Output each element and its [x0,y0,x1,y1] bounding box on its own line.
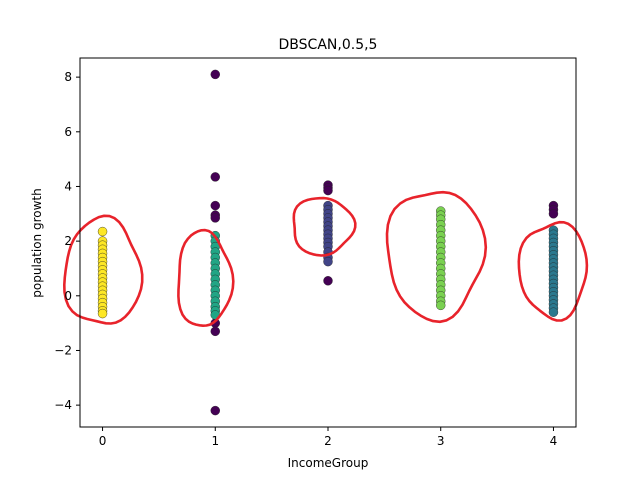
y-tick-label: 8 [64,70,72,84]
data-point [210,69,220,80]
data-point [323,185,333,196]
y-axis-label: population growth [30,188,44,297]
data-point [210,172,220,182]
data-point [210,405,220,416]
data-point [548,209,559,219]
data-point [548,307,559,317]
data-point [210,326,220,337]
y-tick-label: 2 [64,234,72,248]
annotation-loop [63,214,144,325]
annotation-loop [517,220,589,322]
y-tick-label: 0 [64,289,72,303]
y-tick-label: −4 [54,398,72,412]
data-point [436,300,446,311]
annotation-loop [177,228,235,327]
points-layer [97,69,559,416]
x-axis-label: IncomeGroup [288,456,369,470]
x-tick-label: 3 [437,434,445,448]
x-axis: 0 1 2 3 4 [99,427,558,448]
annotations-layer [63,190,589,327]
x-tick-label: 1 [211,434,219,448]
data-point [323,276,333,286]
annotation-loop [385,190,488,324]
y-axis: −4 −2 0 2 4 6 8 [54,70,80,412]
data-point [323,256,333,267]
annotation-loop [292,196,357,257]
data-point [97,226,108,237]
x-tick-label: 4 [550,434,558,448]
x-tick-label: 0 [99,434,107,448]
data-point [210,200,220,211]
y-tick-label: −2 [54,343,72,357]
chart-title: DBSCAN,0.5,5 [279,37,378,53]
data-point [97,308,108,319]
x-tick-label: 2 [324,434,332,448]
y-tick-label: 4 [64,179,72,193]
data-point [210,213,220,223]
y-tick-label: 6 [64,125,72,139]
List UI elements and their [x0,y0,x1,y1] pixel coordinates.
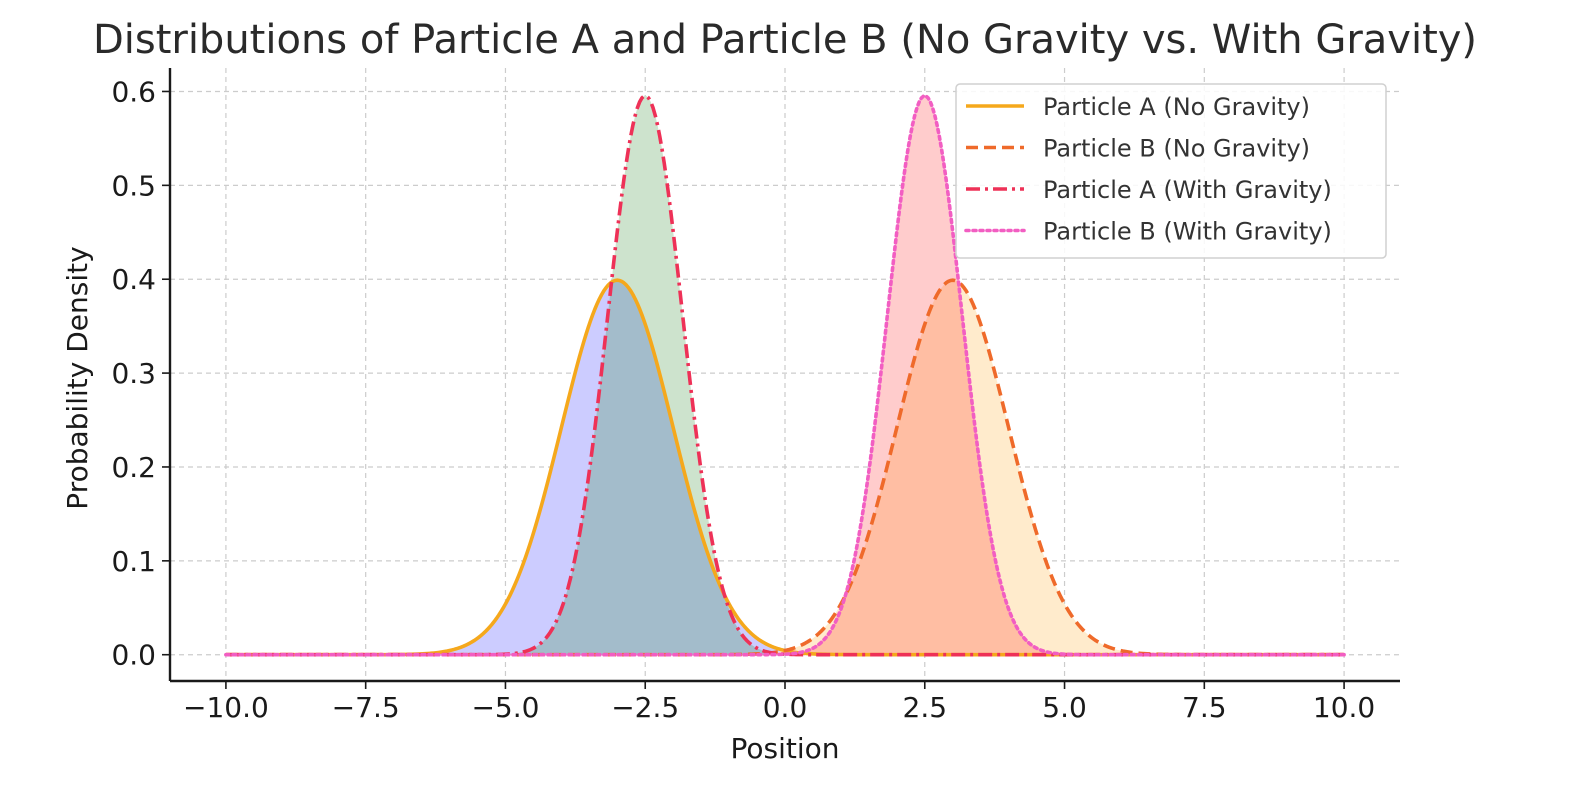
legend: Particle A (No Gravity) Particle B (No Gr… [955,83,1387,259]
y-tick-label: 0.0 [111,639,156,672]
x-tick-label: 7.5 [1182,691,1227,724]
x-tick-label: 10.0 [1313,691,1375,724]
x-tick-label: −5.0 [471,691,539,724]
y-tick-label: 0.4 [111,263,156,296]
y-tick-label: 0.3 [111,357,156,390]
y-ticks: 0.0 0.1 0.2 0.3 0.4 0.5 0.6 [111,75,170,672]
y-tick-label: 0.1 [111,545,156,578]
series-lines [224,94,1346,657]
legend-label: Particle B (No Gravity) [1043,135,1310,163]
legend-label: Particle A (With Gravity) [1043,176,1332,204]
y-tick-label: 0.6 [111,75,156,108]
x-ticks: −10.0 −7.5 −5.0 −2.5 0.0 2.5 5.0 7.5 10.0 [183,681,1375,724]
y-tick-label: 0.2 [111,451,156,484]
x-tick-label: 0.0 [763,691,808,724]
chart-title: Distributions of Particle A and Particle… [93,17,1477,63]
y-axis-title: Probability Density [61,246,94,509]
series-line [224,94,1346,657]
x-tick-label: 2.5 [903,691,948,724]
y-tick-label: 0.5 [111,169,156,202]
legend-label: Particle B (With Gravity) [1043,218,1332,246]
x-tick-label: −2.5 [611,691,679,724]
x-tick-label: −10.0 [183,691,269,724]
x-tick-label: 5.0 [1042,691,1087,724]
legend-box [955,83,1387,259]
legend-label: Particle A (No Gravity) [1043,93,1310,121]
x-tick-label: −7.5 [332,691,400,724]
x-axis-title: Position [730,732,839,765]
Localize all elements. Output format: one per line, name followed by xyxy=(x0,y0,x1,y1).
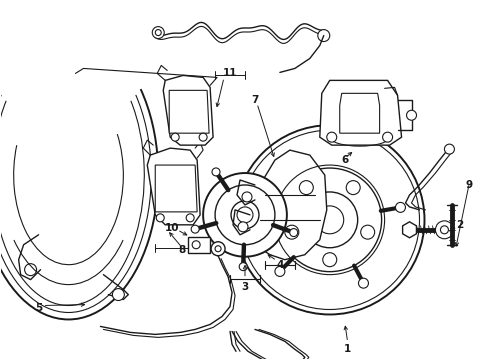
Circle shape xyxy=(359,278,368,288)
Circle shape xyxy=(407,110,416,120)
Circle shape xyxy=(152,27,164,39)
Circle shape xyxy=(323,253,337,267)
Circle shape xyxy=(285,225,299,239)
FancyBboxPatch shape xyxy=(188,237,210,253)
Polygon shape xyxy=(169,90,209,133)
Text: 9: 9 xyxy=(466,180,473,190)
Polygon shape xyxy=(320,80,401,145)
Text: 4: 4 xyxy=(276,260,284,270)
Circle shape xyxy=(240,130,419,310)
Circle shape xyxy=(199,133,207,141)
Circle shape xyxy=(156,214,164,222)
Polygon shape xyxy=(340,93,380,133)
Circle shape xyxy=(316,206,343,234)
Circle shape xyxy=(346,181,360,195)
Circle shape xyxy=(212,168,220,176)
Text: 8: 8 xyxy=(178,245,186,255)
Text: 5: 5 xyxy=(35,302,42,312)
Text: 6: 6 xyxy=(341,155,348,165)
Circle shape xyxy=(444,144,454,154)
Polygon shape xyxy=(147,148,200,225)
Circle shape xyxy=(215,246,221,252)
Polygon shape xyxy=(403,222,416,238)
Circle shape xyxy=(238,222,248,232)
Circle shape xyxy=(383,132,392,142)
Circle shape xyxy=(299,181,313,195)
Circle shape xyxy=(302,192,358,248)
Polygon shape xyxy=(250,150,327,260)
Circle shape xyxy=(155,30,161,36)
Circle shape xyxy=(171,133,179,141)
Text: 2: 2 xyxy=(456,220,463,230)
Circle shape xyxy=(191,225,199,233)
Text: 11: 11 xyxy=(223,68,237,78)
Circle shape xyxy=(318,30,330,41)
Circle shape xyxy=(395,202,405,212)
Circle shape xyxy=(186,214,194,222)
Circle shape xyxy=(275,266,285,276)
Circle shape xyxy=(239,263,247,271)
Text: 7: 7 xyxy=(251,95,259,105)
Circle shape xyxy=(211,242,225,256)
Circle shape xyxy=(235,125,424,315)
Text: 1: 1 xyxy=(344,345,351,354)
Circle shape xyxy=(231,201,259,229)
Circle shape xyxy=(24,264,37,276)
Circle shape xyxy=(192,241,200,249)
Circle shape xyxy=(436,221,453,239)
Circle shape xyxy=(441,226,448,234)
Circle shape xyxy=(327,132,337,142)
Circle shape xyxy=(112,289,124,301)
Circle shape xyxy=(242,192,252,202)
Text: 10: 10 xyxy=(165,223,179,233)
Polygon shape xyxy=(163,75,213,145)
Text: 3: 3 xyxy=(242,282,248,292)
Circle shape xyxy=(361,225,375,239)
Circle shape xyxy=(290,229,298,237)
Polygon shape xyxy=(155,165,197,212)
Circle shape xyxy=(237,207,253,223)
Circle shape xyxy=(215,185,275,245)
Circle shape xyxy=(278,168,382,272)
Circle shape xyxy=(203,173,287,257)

────────────────

## [DIRECTIONS FOR THIS TASK]
Arrange every line of the data above as a numbered list, skipping any blank lines. Leave out the pictures.

## [WORKED SOLUTION]
1. Output each element and its [x0,y0,x1,y1] bounding box on its own line.
2. y-tick-label: 8 [64,70,72,84]
3. data-point [210,69,220,80]
4. data-point [323,185,333,196]
5. y-axis-label: population growth [30,188,44,297]
6. data-point [210,172,220,182]
7. data-point [210,405,220,416]
8. data-point [548,209,559,219]
9. data-point [548,307,559,317]
10. data-point [210,326,220,337]
11. y-tick-label: 2 [64,234,72,248]
12. annotation-loop [63,214,144,325]
13. annotation-loop [517,220,589,322]
14. y-tick-label: 0 [64,289,72,303]
15. y-tick-label: −4 [54,398,72,412]
16. data-point [436,300,446,311]
17. annotation-loop [177,228,235,327]
18. points-layer [97,69,559,416]
19. x-axis-label: IncomeGroup [288,456,369,470]
20. x-tick-label: 3 [437,434,445,448]
21. x-axis: 0 1 2 3 4 [99,427,558,448]
22. annotations-layer [63,190,589,327]
23. x-tick-label: 1 [211,434,219,448]
24. data-point [323,276,333,286]
25. annotation-loop [385,190,488,324]
26. y-axis: −4 −2 0 2 4 6 8 [54,70,80,412]
27. data-point [323,256,333,267]
28. annotation-loop [292,196,357,257]
29. data-point [97,226,108,237]
30. x-tick-label: 4 [550,434,558,448]
31. x-tick-label: 0 [99,434,107,448]
32. data-point [210,200,220,211]
33. y-tick-label: −2 [54,343,72,357]
34. chart-title: DBSCAN,0.5,5 [279,37,378,53]
35. data-point [97,308,108,319]
36. x-tick-label: 2 [324,434,332,448]
37. y-tick-label: 4 [64,179,72,193]
38. data-point [210,213,220,223]
39. y-tick-label: 6 [64,125,72,139]
40. List UI elements and their [x0,y0,x1,y1] pixel coordinates.
41. legend: Particle A (No Gravity) Particle B (No Gr… [955,83,1387,259]
42. y-tick-label: 0.0 [111,639,156,672]
43. x-tick-label: 7.5 [1182,691,1227,724]
44. x-tick-label: 10.0 [1313,691,1375,724]
45. x-tick-label: −5.0 [471,691,539,724]
46. y-tick-label: 0.4 [111,263,156,296]
47. y-tick-label: 0.3 [111,357,156,390]
48. y-ticks: 0.0 0.1 0.2 0.3 0.4 0.5 0.6 [111,75,170,672]
49. y-tick-label: 0.1 [111,545,156,578]
50. series-lines [224,94,1346,657]
51. legend-label: Particle B (No Gravity) [1043,135,1310,163]
52. legend-label: Particle A (With Gravity) [1043,176,1332,204]
53. y-tick-label: 0.6 [111,75,156,108]
54. x-ticks: −10.0 −7.5 −5.0 −2.5 0.0 2.5 5.0 7.5 10.0 [183,681,1375,724]
55. y-tick-label: 0.2 [111,451,156,484]
56. x-tick-label: 0.0 [763,691,808,724]
57. chart-title: Distributions of Particle A and Particle… [93,17,1477,63]
58. y-axis-title: Probability Density [61,246,94,509]
59. series-line [224,94,1346,657]
60. x-tick-label: 2.5 [903,691,948,724]
61. y-tick-label: 0.5 [111,169,156,202]
62. legend-label: Particle B (With Gravity) [1043,218,1332,246]
63. x-tick-label: −2.5 [611,691,679,724]
64. x-tick-label: −10.0 [183,691,269,724]
65. x-tick-label: 5.0 [1042,691,1087,724]
66. legend-box [955,83,1387,259]
67. legend-label: Particle A (No Gravity) [1043,93,1310,121]
68. x-tick-label: −7.5 [332,691,400,724]
69. x-axis-title: Position [730,732,839,765]
70. Localize all elements. Output format: one per line, name followed by xyxy=(x0,y0,x1,y1).
71. Circle shape xyxy=(359,278,368,288)
72. Circle shape xyxy=(407,110,416,120)
73. Circle shape xyxy=(152,27,164,39)
74. Circle shape xyxy=(323,253,337,267)
75. Circle shape xyxy=(285,225,299,239)
76. FancyBboxPatch shape xyxy=(188,237,210,253)
77. Polygon shape xyxy=(169,90,209,133)
78. Text: 9: 9 xyxy=(466,180,473,190)
79. Polygon shape xyxy=(320,80,401,145)
80. Text: 4: 4 xyxy=(276,260,284,270)
81. Circle shape xyxy=(240,130,419,310)
82. Circle shape xyxy=(199,133,207,141)
83. Circle shape xyxy=(156,214,164,222)
84. Polygon shape xyxy=(340,93,380,133)
85. Circle shape xyxy=(316,206,343,234)
86. Circle shape xyxy=(346,181,360,195)
87. Circle shape xyxy=(212,168,220,176)
88. Text: 8: 8 xyxy=(178,245,186,255)
89. Text: 5: 5 xyxy=(35,302,42,312)
90. Text: 6: 6 xyxy=(341,155,348,165)
91. Circle shape xyxy=(444,144,454,154)
92. Polygon shape xyxy=(147,148,200,225)
93. Circle shape xyxy=(215,246,221,252)
94. Polygon shape xyxy=(403,222,416,238)
95. Circle shape xyxy=(238,222,248,232)
96. Circle shape xyxy=(383,132,392,142)
97. Circle shape xyxy=(299,181,313,195)
98. Circle shape xyxy=(302,192,358,248)
99. Polygon shape xyxy=(250,150,327,260)
100. Circle shape xyxy=(155,30,161,36)
101. Circle shape xyxy=(171,133,179,141)
102. Text: 2: 2 xyxy=(456,220,463,230)
103. Circle shape xyxy=(191,225,199,233)
104. Text: 11: 11 xyxy=(223,68,237,78)
105. Circle shape xyxy=(318,30,330,41)
106. Circle shape xyxy=(395,202,405,212)
107. Circle shape xyxy=(186,214,194,222)
108. Circle shape xyxy=(275,266,285,276)
109. Circle shape xyxy=(239,263,247,271)
110. Text: 7: 7 xyxy=(251,95,259,105)
111. Circle shape xyxy=(211,242,225,256)
112. Circle shape xyxy=(235,125,424,315)
113. Text: 1: 1 xyxy=(344,345,351,354)
114. Circle shape xyxy=(231,201,259,229)
115. Circle shape xyxy=(24,264,37,276)
116. Circle shape xyxy=(192,241,200,249)
117. Circle shape xyxy=(436,221,453,239)
118. Circle shape xyxy=(441,226,448,234)
119. Circle shape xyxy=(327,132,337,142)
120. Circle shape xyxy=(112,289,124,301)
121. Circle shape xyxy=(242,192,252,202)
122. Text: 10: 10 xyxy=(165,223,179,233)
123. Polygon shape xyxy=(163,75,213,145)
124. Text: 3: 3 xyxy=(242,282,248,292)
125. Circle shape xyxy=(361,225,375,239)
126. Circle shape xyxy=(290,229,298,237)
127. Polygon shape xyxy=(155,165,197,212)
128. Circle shape xyxy=(237,207,253,223)
129. Circle shape xyxy=(215,185,275,245)
130. Circle shape xyxy=(278,168,382,272)
131. Circle shape xyxy=(203,173,287,257)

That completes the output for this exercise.